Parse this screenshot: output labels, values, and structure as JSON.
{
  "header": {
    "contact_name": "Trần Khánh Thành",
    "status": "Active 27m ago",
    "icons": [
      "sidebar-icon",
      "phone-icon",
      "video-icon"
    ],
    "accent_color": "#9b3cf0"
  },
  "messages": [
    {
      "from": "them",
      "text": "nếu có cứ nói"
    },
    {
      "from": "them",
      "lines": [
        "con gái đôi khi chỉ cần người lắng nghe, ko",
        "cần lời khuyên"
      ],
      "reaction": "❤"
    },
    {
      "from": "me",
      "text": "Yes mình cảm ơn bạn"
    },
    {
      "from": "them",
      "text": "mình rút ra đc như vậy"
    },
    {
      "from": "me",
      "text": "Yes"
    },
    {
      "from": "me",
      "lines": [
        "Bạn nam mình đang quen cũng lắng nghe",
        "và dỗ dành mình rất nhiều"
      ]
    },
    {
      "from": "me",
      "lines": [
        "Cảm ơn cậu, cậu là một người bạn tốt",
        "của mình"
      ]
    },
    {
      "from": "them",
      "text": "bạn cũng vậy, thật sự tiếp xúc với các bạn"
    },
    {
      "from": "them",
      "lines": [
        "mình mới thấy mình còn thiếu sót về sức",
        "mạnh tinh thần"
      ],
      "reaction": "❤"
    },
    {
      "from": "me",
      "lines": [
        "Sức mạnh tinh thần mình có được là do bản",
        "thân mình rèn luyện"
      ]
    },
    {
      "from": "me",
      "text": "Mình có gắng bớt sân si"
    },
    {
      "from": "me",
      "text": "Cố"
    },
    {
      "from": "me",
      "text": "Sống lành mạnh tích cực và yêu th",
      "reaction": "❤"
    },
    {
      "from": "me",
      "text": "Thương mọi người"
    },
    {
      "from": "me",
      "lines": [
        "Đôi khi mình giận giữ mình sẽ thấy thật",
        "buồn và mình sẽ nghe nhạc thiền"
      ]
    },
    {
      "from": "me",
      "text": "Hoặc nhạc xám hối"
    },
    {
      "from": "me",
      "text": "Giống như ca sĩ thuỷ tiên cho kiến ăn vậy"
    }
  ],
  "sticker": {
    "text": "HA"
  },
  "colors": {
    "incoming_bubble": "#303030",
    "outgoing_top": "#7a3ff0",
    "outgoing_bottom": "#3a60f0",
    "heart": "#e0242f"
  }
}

***

__Exercise instructions__
Using the records above, copy each line that contains "thấy".

__Solution to the exercise__
        "mình mới thấy mình còn thiếu sót về sức",
        "Đôi khi mình giận giữ mình sẽ thấy thật",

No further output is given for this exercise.